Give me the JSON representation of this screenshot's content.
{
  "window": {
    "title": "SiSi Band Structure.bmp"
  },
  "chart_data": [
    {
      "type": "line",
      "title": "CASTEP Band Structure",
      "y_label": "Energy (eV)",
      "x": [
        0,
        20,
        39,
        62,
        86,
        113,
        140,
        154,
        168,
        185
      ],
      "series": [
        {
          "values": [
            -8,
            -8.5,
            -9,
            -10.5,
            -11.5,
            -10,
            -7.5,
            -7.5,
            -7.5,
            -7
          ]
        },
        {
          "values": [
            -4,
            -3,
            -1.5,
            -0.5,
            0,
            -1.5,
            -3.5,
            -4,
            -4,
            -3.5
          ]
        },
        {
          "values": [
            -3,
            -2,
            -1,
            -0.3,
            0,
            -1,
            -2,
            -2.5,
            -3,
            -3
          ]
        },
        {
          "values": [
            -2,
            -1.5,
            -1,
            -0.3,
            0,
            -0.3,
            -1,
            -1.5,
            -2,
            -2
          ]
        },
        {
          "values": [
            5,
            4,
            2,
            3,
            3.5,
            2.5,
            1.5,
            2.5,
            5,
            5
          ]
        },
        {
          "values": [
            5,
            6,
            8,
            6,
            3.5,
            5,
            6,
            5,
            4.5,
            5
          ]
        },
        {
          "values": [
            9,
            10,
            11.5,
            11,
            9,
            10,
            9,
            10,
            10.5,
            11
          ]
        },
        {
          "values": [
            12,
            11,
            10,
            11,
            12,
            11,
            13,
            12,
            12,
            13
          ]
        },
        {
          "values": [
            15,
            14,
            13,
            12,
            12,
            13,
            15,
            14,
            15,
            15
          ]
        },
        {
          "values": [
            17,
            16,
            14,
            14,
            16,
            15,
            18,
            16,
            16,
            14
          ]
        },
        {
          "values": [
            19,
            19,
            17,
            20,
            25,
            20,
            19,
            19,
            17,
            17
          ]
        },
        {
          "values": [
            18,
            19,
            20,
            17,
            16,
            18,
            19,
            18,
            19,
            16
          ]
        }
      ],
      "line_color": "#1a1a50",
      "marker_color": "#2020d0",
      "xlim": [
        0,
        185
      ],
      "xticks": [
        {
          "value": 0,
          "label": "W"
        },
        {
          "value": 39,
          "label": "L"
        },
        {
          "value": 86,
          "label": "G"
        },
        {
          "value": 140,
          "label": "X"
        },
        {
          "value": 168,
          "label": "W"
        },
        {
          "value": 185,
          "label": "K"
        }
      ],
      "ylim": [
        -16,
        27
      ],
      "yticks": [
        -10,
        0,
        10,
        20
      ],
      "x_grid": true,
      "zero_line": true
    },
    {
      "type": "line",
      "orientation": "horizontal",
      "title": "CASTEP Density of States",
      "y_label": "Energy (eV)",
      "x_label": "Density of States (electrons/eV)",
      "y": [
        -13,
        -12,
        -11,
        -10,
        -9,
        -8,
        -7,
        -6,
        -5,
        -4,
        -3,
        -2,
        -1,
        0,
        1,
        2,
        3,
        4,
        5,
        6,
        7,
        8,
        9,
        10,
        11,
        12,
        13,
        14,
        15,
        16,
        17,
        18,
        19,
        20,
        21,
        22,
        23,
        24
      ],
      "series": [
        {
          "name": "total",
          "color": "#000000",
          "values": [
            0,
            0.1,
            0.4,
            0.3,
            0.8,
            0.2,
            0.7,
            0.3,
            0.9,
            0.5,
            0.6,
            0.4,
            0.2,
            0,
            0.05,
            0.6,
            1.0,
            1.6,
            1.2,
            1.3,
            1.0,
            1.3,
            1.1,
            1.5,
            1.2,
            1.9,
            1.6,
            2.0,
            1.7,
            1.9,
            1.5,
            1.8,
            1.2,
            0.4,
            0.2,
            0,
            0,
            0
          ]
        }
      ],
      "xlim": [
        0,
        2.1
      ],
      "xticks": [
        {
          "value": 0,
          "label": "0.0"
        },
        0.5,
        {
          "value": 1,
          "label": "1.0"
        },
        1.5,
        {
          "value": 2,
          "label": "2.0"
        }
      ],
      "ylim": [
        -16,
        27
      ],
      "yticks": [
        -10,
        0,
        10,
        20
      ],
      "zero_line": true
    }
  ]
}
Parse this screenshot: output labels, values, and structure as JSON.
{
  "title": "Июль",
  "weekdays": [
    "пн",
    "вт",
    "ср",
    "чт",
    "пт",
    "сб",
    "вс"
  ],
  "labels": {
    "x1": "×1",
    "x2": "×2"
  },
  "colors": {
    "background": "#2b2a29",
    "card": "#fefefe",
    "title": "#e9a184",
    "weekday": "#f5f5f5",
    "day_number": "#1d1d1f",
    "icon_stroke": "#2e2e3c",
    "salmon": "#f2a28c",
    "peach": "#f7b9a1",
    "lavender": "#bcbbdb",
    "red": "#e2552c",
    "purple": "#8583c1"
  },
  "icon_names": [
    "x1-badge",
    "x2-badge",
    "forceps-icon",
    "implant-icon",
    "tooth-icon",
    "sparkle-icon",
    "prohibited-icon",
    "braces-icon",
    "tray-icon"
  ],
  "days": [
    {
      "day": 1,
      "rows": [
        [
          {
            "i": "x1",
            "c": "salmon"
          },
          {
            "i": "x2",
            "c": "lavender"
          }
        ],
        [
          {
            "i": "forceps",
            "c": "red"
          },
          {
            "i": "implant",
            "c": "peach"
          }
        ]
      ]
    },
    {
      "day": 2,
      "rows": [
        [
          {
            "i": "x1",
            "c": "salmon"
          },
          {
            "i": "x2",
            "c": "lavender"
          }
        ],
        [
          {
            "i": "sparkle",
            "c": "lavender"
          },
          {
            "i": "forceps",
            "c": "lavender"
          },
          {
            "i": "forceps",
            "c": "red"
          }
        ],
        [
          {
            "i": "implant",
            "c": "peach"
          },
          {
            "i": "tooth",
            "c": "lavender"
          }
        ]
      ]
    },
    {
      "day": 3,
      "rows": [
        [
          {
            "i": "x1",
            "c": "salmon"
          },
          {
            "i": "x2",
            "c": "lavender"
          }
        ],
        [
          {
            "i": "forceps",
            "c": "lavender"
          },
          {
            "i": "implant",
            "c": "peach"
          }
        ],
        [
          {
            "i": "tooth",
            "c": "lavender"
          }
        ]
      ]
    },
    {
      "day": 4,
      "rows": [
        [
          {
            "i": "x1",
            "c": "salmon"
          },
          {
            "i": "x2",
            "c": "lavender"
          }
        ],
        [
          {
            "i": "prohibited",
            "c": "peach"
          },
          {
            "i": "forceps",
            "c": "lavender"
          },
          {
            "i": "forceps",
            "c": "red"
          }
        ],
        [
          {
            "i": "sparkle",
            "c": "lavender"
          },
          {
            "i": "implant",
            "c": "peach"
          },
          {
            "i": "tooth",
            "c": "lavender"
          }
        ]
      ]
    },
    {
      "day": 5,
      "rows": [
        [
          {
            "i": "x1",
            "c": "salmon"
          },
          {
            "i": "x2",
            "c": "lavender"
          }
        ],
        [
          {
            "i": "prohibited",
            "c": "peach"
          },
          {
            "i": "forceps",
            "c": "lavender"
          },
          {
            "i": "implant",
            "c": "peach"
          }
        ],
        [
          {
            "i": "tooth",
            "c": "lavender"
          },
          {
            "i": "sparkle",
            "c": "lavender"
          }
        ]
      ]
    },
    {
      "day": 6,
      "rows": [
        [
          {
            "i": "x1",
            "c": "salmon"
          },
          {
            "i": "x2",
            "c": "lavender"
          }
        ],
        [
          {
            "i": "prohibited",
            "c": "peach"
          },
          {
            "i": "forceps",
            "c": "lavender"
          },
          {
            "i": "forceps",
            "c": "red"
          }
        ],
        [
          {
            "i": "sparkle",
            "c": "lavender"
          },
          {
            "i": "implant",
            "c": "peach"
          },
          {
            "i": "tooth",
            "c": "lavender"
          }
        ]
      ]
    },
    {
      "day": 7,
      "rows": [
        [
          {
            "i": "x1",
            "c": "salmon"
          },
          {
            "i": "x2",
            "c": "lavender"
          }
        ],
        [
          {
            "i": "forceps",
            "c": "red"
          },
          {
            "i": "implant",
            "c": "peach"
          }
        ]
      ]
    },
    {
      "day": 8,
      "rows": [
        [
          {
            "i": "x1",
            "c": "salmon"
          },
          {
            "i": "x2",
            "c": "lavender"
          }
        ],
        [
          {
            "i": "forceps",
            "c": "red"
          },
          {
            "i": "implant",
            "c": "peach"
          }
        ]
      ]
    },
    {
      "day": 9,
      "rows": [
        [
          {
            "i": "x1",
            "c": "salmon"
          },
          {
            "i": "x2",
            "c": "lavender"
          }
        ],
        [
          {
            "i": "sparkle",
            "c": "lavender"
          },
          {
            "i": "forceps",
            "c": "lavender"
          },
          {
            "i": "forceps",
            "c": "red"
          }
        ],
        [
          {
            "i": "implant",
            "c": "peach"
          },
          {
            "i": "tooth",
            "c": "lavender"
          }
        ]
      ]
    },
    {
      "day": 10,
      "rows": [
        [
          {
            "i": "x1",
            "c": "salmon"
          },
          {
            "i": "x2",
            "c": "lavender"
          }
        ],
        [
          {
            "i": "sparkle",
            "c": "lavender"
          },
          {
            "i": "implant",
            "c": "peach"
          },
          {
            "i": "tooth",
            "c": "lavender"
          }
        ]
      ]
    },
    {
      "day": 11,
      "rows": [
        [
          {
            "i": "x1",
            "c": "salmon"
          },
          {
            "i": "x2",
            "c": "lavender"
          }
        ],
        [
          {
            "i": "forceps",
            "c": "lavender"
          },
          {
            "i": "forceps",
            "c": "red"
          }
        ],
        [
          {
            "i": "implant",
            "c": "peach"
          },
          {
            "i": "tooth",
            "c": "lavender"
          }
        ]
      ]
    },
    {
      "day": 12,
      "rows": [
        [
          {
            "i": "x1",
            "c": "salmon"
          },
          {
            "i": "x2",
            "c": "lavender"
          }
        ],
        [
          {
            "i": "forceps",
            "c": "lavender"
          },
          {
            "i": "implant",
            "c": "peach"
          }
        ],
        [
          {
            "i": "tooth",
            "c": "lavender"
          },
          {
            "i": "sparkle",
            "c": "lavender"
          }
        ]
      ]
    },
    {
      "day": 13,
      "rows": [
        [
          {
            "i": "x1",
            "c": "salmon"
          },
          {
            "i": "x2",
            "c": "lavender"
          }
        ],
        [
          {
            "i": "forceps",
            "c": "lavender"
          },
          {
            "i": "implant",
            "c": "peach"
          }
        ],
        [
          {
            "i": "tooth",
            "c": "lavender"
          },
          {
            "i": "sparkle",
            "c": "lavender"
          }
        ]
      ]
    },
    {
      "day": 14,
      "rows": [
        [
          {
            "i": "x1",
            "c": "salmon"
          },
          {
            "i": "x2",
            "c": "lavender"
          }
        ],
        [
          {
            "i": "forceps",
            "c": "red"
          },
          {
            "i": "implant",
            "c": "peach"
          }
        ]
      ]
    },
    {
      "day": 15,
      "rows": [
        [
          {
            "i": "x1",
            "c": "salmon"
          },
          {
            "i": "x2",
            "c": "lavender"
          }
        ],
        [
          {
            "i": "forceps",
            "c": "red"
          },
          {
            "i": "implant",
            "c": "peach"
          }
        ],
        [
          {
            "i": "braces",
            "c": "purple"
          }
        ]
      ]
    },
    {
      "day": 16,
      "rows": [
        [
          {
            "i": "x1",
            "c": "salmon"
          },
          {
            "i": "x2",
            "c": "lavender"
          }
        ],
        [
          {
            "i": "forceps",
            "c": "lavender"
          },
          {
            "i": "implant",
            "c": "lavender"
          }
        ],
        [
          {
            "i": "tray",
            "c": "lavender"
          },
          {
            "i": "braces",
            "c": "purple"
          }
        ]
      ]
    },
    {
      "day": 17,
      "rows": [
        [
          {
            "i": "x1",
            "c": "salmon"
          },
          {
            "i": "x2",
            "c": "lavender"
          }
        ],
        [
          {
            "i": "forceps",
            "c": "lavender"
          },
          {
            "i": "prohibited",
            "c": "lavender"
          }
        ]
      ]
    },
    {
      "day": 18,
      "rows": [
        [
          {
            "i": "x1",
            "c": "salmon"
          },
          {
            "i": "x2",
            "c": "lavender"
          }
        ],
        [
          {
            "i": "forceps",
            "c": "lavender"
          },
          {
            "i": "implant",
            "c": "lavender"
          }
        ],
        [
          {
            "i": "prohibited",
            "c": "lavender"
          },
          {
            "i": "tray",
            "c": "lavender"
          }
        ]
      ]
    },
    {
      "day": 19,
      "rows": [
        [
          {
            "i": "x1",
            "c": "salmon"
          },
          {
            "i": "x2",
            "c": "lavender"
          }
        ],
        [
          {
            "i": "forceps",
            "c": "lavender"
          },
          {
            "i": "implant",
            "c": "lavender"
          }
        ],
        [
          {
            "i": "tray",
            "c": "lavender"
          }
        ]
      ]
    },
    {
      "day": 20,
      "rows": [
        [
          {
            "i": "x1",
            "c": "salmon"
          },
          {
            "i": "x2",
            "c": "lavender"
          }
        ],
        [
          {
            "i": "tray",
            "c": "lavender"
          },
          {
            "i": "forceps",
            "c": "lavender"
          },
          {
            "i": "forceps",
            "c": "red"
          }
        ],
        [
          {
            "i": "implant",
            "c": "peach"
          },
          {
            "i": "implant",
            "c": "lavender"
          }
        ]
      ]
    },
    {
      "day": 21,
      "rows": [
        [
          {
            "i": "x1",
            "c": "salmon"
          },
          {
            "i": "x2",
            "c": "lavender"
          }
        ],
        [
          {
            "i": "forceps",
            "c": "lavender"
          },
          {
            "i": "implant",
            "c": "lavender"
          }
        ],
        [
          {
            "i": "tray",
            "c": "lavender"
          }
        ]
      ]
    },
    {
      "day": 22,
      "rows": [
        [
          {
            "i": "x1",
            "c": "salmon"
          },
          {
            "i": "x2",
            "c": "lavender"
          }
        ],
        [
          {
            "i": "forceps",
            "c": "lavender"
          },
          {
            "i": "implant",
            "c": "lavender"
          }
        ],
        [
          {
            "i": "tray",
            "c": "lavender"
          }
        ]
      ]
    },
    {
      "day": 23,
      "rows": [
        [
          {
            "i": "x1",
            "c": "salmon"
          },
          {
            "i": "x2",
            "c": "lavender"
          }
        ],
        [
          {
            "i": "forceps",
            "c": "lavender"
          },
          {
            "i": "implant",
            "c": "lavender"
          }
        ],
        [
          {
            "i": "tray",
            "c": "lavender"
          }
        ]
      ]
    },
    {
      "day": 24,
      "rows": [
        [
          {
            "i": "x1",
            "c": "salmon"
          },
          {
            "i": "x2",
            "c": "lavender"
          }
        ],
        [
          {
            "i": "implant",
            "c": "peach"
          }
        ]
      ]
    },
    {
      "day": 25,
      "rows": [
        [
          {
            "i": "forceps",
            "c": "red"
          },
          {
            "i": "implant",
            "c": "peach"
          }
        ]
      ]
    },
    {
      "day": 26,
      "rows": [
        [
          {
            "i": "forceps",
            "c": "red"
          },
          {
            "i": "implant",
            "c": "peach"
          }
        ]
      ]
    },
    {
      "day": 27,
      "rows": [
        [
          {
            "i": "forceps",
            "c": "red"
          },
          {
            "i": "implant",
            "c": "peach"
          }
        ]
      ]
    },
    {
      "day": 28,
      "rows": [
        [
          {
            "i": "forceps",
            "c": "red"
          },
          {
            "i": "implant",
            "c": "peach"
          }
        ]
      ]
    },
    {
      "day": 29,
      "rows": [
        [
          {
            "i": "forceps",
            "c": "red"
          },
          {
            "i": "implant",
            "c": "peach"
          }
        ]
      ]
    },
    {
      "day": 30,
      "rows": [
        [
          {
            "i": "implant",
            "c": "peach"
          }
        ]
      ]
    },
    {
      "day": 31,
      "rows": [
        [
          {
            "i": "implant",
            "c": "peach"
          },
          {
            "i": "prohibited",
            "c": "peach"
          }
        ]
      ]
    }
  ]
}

### What you should do
Show, from the material above, each line that includes the string "Band".

### The solution
    "title": "SiSi Band Structure.bmp"
      "title": "CASTEP Band Structure",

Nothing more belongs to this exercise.